Records from a collection
+ + + +
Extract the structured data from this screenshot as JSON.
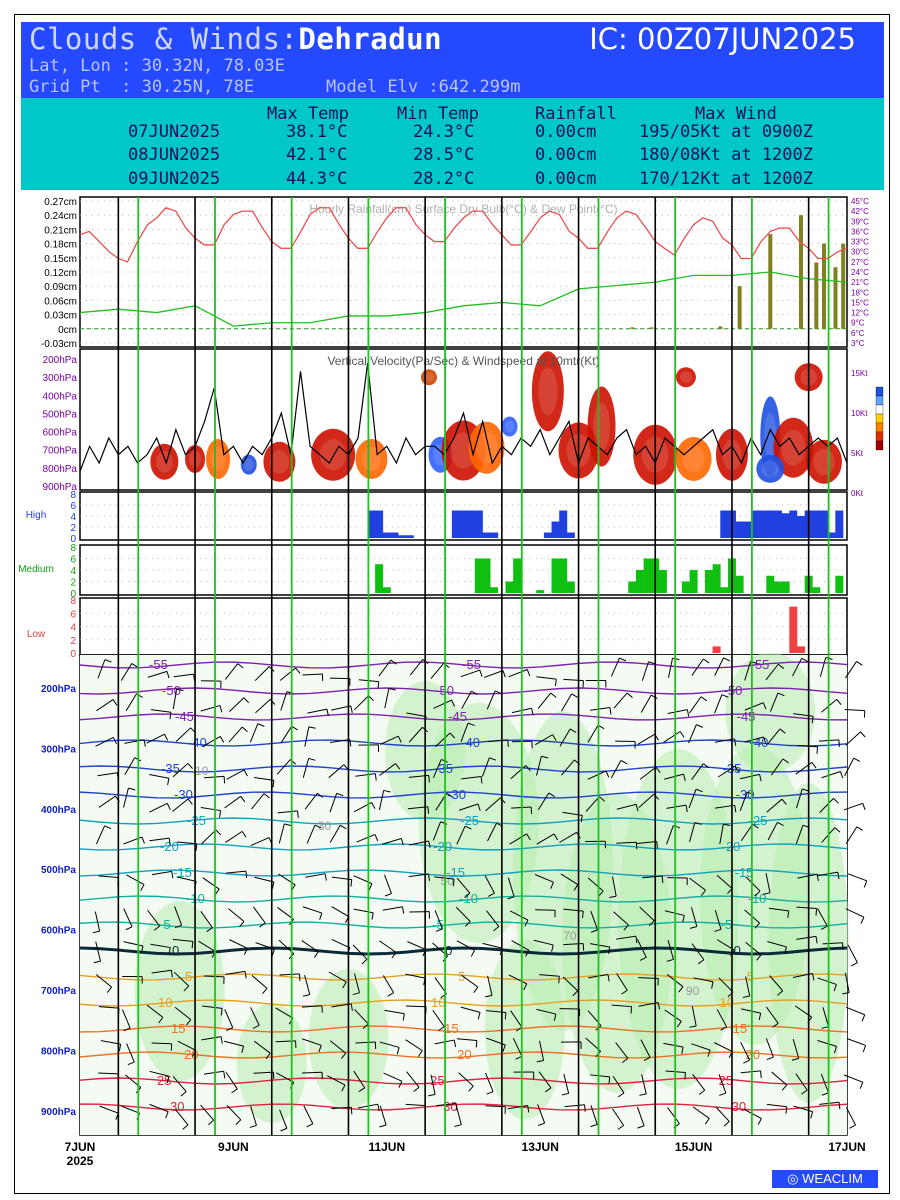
{
  "header": {
    "title_prefix": "Clouds & Winds:",
    "location": "Dehradun",
    "ic": "IC: 00Z07JUN2025",
    "latlon": "Lat, Lon : 30.32N, 78.03E",
    "grid": "Grid Pt  : 30.25N, 78E",
    "elevation": "Model Elv :642.299m"
  },
  "summary": {
    "columns": [
      "Max Temp",
      "Min Temp",
      "Rainfall",
      "Max Wind"
    ],
    "rows": [
      {
        "date": "07JUN2025",
        "max": "38.1°C",
        "min": "24.3°C",
        "rain": "0.00cm",
        "wind": "195/05Kt at 0900Z"
      },
      {
        "date": "08JUN2025",
        "max": "42.1°C",
        "min": "28.5°C",
        "rain": "0.00cm",
        "wind": "180/08Kt at 1200Z"
      },
      {
        "date": "09JUN2025",
        "max": "44.3°C",
        "min": "28.2°C",
        "rain": "0.00cm",
        "wind": "170/12Kt at 1200Z"
      }
    ]
  },
  "logo": "WEACLIM",
  "colors": {
    "header_bg": "#2549ff",
    "summary_bg": "#00c8c8",
    "temp": "#e85050",
    "dewpoint": "#20c020",
    "rain": "#808020",
    "high": "#2040e0",
    "medium": "#10c010",
    "low": "#f04040",
    "day_line": "#20c020",
    "night_line": "#000000"
  },
  "chart_data": [
    {
      "type": "line",
      "title": "Hourly Rainfall(cm)   Surface Dry Bulb(°C)  & Dew Point(°C)",
      "left_ticks": [
        "0.27cm",
        "0.24cm",
        "0.21cm",
        "0.18cm",
        "0.15cm",
        "0.12cm",
        "0.09cm",
        "0.06cm",
        "0.03cm",
        "0cm",
        "-0.03cm"
      ],
      "right_ticks": [
        "45°C",
        "42°C",
        "39°C",
        "36°C",
        "33°C",
        "30°C",
        "27°C",
        "24°C",
        "21°C",
        "18°C",
        "15°C",
        "12°C",
        "9°C",
        "6°C",
        "3°C"
      ],
      "ylim_rain": [
        -0.03,
        0.27
      ],
      "ylim_temp": [
        3,
        45
      ],
      "x_days": [
        0,
        10
      ],
      "series": [
        {
          "name": "Surface Dry Bulb(°C)",
          "x": [
            0,
            0.12,
            0.25,
            0.38,
            0.5,
            0.62,
            0.75,
            0.88,
            1,
            1.12,
            1.25,
            1.38,
            1.5,
            1.62,
            1.75,
            1.88,
            2,
            2.12,
            2.25,
            2.38,
            2.5,
            2.62,
            2.75,
            2.88,
            3,
            3.12,
            3.25,
            3.38,
            3.5,
            3.62,
            3.75,
            3.88,
            4,
            4.12,
            4.25,
            4.38,
            4.5,
            4.62,
            4.75,
            4.88,
            5,
            5.12,
            5.25,
            5.38,
            5.5,
            5.62,
            5.75,
            5.88,
            6,
            6.12,
            6.25,
            6.38,
            6.5,
            6.62,
            6.75,
            6.88,
            7,
            7.12,
            7.25,
            7.38,
            7.5,
            7.62,
            7.75,
            7.88,
            8,
            8.12,
            8.25,
            8.38,
            8.5,
            8.62,
            8.75,
            8.88,
            9,
            9.12,
            9.25,
            9.38,
            9.5,
            9.62,
            9.75,
            9.88,
            10
          ],
          "values": [
            35,
            36,
            33,
            30,
            28,
            27,
            33,
            38,
            40,
            43,
            42,
            37,
            34,
            32,
            32,
            38,
            41,
            42,
            42,
            37,
            33,
            31,
            31,
            36,
            41,
            43,
            43,
            38,
            34,
            31,
            31,
            36,
            40,
            43,
            43,
            38,
            35,
            33,
            33,
            37,
            40,
            42,
            42,
            38,
            35,
            32,
            32,
            36,
            40,
            42,
            41,
            36,
            34,
            31,
            31,
            36,
            40,
            42,
            41,
            37,
            33,
            31,
            29,
            34,
            38,
            40,
            39,
            34,
            32,
            28,
            28,
            33,
            36,
            37,
            37,
            33,
            31,
            28,
            28,
            30,
            31
          ]
        },
        {
          "name": "Dew Point(°C)",
          "x": [
            0,
            0.5,
            1,
            1.5,
            2,
            2.5,
            3,
            3.5,
            4,
            4.5,
            5,
            5.5,
            6,
            6.5,
            7,
            7.5,
            8,
            8.5,
            9,
            9.5,
            10
          ],
          "values": [
            12,
            13,
            12,
            14,
            8,
            9,
            9,
            11,
            11,
            12,
            14,
            15,
            14,
            19,
            20,
            21,
            23,
            23,
            24,
            22,
            21
          ]
        }
      ],
      "rain_bars": {
        "x": [
          7.2,
          7.45,
          8.35,
          8.6,
          9.0,
          9.4,
          9.6,
          9.7,
          9.85,
          9.95
        ],
        "values": [
          0.003,
          0.003,
          0.005,
          0.09,
          0.2,
          0.24,
          0.14,
          0.18,
          0.13,
          0.18
        ]
      }
    },
    {
      "type": "heatmap",
      "title": "Vertical Velocity(Pa/Sec) & Windspeed at 10mtr(Kt)",
      "y_ticks": [
        "200hPa",
        "300hPa",
        "400hPa",
        "500hPa",
        "600hPa",
        "700hPa",
        "800hPa",
        "900hPa"
      ],
      "right_ticks": [
        "15Kt",
        "10Kt",
        "5Kt",
        "0Kt"
      ],
      "windspeed_kt": [
        2,
        5,
        3,
        6,
        4,
        5,
        3,
        4,
        6,
        3,
        7,
        4,
        5,
        8,
        12,
        4,
        5,
        3,
        5,
        4,
        6,
        9,
        4,
        14,
        5,
        4,
        3,
        5,
        4,
        6,
        15,
        4,
        5,
        3,
        6,
        4,
        5,
        5,
        4,
        6,
        9,
        4,
        8,
        3,
        5,
        4,
        6,
        5,
        7,
        4,
        6,
        8,
        3,
        6,
        5,
        4,
        6,
        7,
        4,
        5,
        3,
        6,
        5,
        4,
        5,
        6,
        7,
        4,
        5,
        3,
        6,
        4,
        7,
        5,
        6,
        4,
        5,
        6,
        5,
        6,
        3
      ]
    },
    {
      "type": "bar",
      "title": "High",
      "y_ticks": [
        "8",
        "6",
        "4",
        "2",
        "0"
      ],
      "x": [
        3.8,
        3.9,
        4.0,
        4.1,
        4.2,
        4.3,
        4.9,
        5.0,
        5.1,
        5.2,
        5.3,
        5.4,
        6.1,
        6.2,
        6.3,
        6.4,
        8.4,
        8.5,
        8.6,
        8.7,
        8.8,
        8.9,
        9.0,
        9.1,
        9.2,
        9.3,
        9.4,
        9.5,
        9.6,
        9.7,
        9.8,
        9.9
      ],
      "values": [
        5,
        5,
        1,
        1,
        0.5,
        0.5,
        5,
        5,
        5,
        5,
        1,
        1,
        1,
        3,
        5,
        1,
        5,
        5,
        3,
        3,
        5,
        5,
        5,
        5,
        4.5,
        5,
        4,
        5,
        5,
        5,
        1,
        5
      ]
    },
    {
      "type": "bar",
      "title": "Medium",
      "y_ticks": [
        "8",
        "6",
        "4",
        "2",
        "0"
      ],
      "x": [
        3.9,
        4.0,
        5.2,
        5.3,
        5.4,
        5.6,
        5.7,
        6.0,
        6.2,
        6.3,
        6.4,
        7.2,
        7.3,
        7.4,
        7.5,
        7.6,
        7.9,
        8.0,
        8.2,
        8.3,
        8.4,
        8.5,
        8.6,
        9.0,
        9.1,
        9.2,
        9.5,
        9.6,
        9.9
      ],
      "values": [
        5,
        1,
        6,
        6,
        1,
        2,
        6,
        0.5,
        6,
        6,
        2,
        2,
        4,
        6,
        6,
        4,
        2,
        4,
        4,
        5,
        1,
        6,
        3,
        3,
        2,
        2,
        3,
        1,
        3
      ]
    },
    {
      "type": "bar",
      "title": "Low",
      "y_ticks": [
        "8",
        "6",
        "4",
        "2",
        "0"
      ],
      "x": [
        8.3,
        9.3,
        9.4
      ],
      "values": [
        1,
        7,
        1
      ]
    },
    {
      "type": "heatmap",
      "title": "",
      "y_ticks": [
        "200hPa",
        "300hPa",
        "400hPa",
        "500hPa",
        "600hPa",
        "700hPa",
        "800hPa",
        "900hPa"
      ],
      "x_ticks": [
        "7JUN",
        "9JUN",
        "11JUN",
        "13JUN",
        "15JUN",
        "17JUN"
      ],
      "x_year": "2025",
      "temperature_contours": [
        {
          "value": -55,
          "label": "-55"
        },
        {
          "value": -50,
          "label": "-50"
        },
        {
          "value": -45,
          "label": "-45"
        },
        {
          "value": -40,
          "label": "-40"
        },
        {
          "value": -35,
          "label": "-35"
        },
        {
          "value": -30,
          "label": "-30"
        },
        {
          "value": -25,
          "label": "-25"
        },
        {
          "value": -20,
          "label": "-20"
        },
        {
          "value": -15,
          "label": "-15"
        },
        {
          "value": -10,
          "label": "-10"
        },
        {
          "value": -5,
          "label": "-5"
        },
        {
          "value": 0,
          "label": "0"
        },
        {
          "value": 5,
          "label": "5"
        },
        {
          "value": 10,
          "label": "10"
        },
        {
          "value": 15,
          "label": "15"
        },
        {
          "value": 20,
          "label": "20"
        },
        {
          "value": 25,
          "label": "25"
        },
        {
          "value": 30,
          "label": "30"
        }
      ],
      "humidity_labels": [
        "10",
        "30",
        "50",
        "70",
        "90"
      ]
    }
  ]
}
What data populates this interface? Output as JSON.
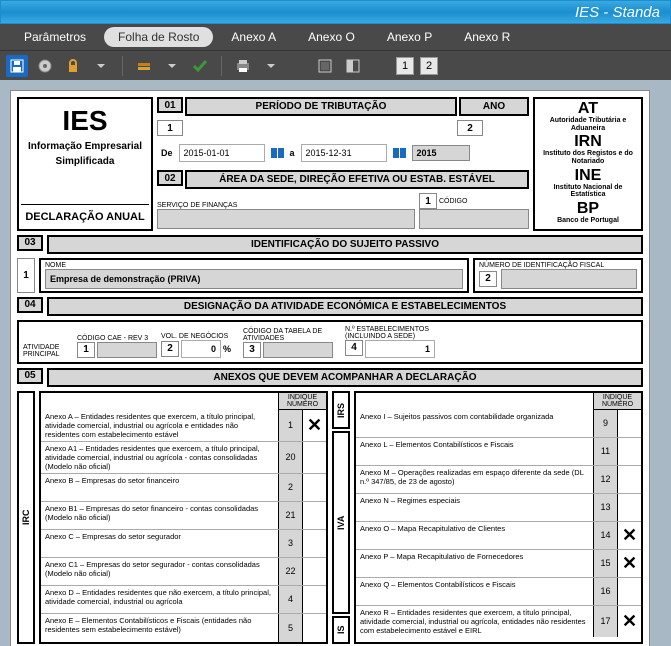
{
  "window": {
    "title": "IES - Standa"
  },
  "menu": {
    "items": [
      "Parâmetros",
      "Folha de Rosto",
      "Anexo A",
      "Anexo O",
      "Anexo P",
      "Anexo R"
    ],
    "active_index": 1
  },
  "toolbar": {
    "pages": [
      "1",
      "2"
    ]
  },
  "ies_block": {
    "title": "IES",
    "subtitle1": "Informação Empresarial",
    "subtitle2": "Simplificada",
    "declaration": "DECLARAÇÃO ANUAL"
  },
  "auth_block": {
    "at": "AT",
    "at_sub": "Autoridade Tributária e Aduaneira",
    "irn": "IRN",
    "irn_sub": "Instituto dos Registos e do Notariado",
    "ine": "INE",
    "ine_sub": "Instituto Nacional de Estatística",
    "bp": "BP",
    "bp_sub": "Banco de Portugal"
  },
  "section01": {
    "num": "01",
    "title": "PERÍODO DE TRIBUTAÇÃO",
    "ano_label": "ANO",
    "box1": "1",
    "box2": "2",
    "de_label": "De",
    "a_label": "a",
    "date_from": "2015-01-01",
    "date_to": "2015-12-31",
    "year": "2015"
  },
  "section02": {
    "num": "02",
    "title": "ÁREA DA SEDE, DIREÇÃO EFETIVA OU ESTAB. ESTÁVEL",
    "servico_label": "SERVIÇO DE FINANÇAS",
    "codigo_label": "CÓDIGO",
    "box1": "1"
  },
  "section03": {
    "num": "03",
    "title": "IDENTIFICAÇÃO DO SUJEITO PASSIVO",
    "box1": "1",
    "nome_label": "NOME",
    "nome_value": "Empresa de demonstração (PRIVA)",
    "nif_label": "NÚMERO DE IDENTIFICAÇÃO FISCAL",
    "box2": "2"
  },
  "section04": {
    "num": "04",
    "title": "DESIGNAÇÃO DA ATIVIDADE ECONÓMICA E ESTABELECIMENTOS",
    "atividade_label": "ATIVIDADE PRINCIPAL",
    "cae_label": "CÓDIGO CAE - REV 3",
    "vol_label": "VOL. DE NEGÓCIOS",
    "tabela_label": "CÓDIGO DA TABELA DE ATIVIDADES",
    "estab_label": "N.º ESTABELECIMENTOS (incluindo a sede)",
    "box1": "1",
    "box2": "2",
    "box3": "3",
    "box4": "4",
    "vol_value": "0",
    "pct": "%",
    "estab_value": "1"
  },
  "section05": {
    "num": "05",
    "title": "ANEXOS QUE DEVEM ACOMPANHAR A DECLARAÇÃO",
    "indique_label": "INDIQUE NÚMERO",
    "vert_labels": {
      "irc": "IRC",
      "irs": "IRS",
      "iva": "IVA",
      "is": "IS"
    },
    "left": [
      {
        "text": "Anexo A – Entidades residentes que exercem, a título principal, atividade comercial, industrial ou agrícola e entidades não residentes com estabelecimento estável",
        "num": "1",
        "checked": true
      },
      {
        "text": "Anexo A1 – Entidades residentes que exercem, a título principal, atividade comercial, industrial ou agrícola - contas consolidadas (Modelo não oficial)",
        "num": "20",
        "checked": false
      },
      {
        "text": "Anexo B – Empresas do setor financeiro",
        "num": "2",
        "checked": false
      },
      {
        "text": "Anexo B1 – Empresas do setor financeiro - contas consolidadas (Modelo não oficial)",
        "num": "21",
        "checked": false
      },
      {
        "text": "Anexo C – Empresas do setor segurador",
        "num": "3",
        "checked": false
      },
      {
        "text": "Anexo C1 – Empresas do setor segurador - contas consolidadas (Modelo não oficial)",
        "num": "22",
        "checked": false
      },
      {
        "text": "Anexo D – Entidades residentes que não exercem, a título principal, atividade comercial, industrial ou agrícola",
        "num": "4",
        "checked": false
      },
      {
        "text": "Anexo E – Elementos Contabilísticos e Fiscais (entidades não residentes sem estabelecimento estável)",
        "num": "5",
        "checked": false
      }
    ],
    "right": [
      {
        "text": "Anexo I – Sujeitos passivos com contabilidade organizada",
        "num": "9",
        "checked": false
      },
      {
        "text": "Anexo L – Elementos Contabilísticos e Fiscais",
        "num": "11",
        "checked": false
      },
      {
        "text": "Anexo M – Operações realizadas em espaço diferente da sede (DL n.º 347/85, de 23 de agosto)",
        "num": "12",
        "checked": false
      },
      {
        "text": "Anexo N – Regimes especiais",
        "num": "13",
        "checked": false
      },
      {
        "text": "Anexo O – Mapa Recapitulativo de Clientes",
        "num": "14",
        "checked": true
      },
      {
        "text": "Anexo P – Mapa Recapitulativo de Fornecedores",
        "num": "15",
        "checked": true
      },
      {
        "text": "Anexo Q – Elementos Contabilísticos e Fiscais",
        "num": "16",
        "checked": false
      },
      {
        "text": "Anexo R – Entidades residentes que exercem, a título principal, atividade comercial, industrial ou agrícola, entidades não residentes com estabelecimento estável e EIRL",
        "num": "17",
        "checked": true
      }
    ]
  },
  "colors": {
    "title_bar": "#1a8ed0",
    "menu_bg": "#494949",
    "doc_bg": "#a8b8c4",
    "gray_field": "#d6d6d6"
  }
}
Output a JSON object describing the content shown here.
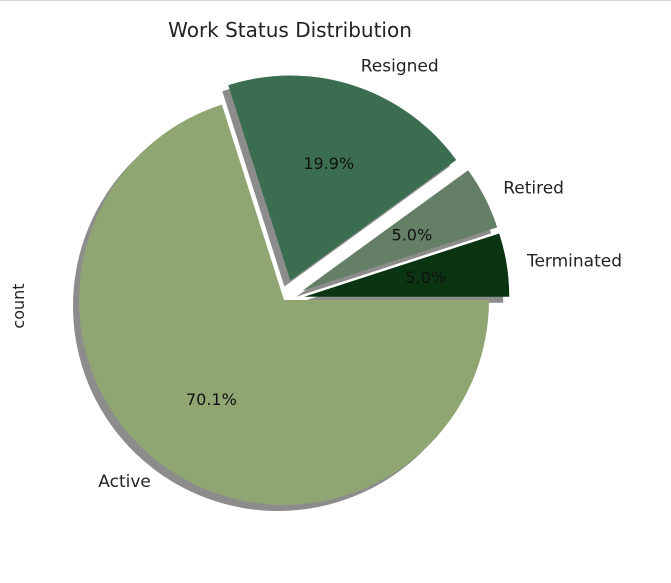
{
  "chart_data": {
    "type": "pie",
    "title": "Work Status Distribution",
    "ylabel": "count",
    "slices": [
      {
        "label": "Active",
        "value": 70.1,
        "pct_label": "70.1%",
        "color": "#8fa673",
        "explode": 0.0
      },
      {
        "label": "Resigned",
        "value": 19.9,
        "pct_label": "19.9%",
        "color": "#3b6e50",
        "explode": 0.1
      },
      {
        "label": "Retired",
        "value": 5.0,
        "pct_label": "5.0%",
        "color": "#657f67",
        "explode": 0.1
      },
      {
        "label": "Terminated",
        "value": 5.0,
        "pct_label": "5.0%",
        "color": "#0b3512",
        "explode": 0.1
      }
    ],
    "shadow": true,
    "shadow_color": "#8c8c8c",
    "start_angle_deg": 0,
    "direction": "clockwise"
  }
}
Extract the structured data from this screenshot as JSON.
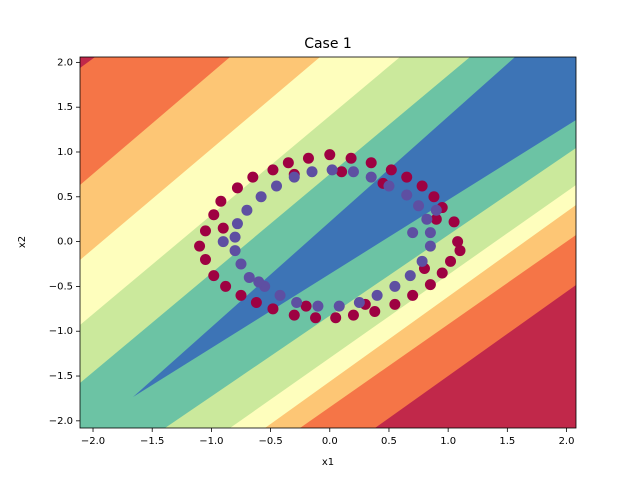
+ + + +
### THE EXERCISE
Return from the data every line that holds "Recapitulativo".

### RESPONSE BELOW
        "text": "Anexo O – Mapa Recapitulativo de Clientes",
        "text": "Anexo P – Mapa Recapitulativo de Fornecedores",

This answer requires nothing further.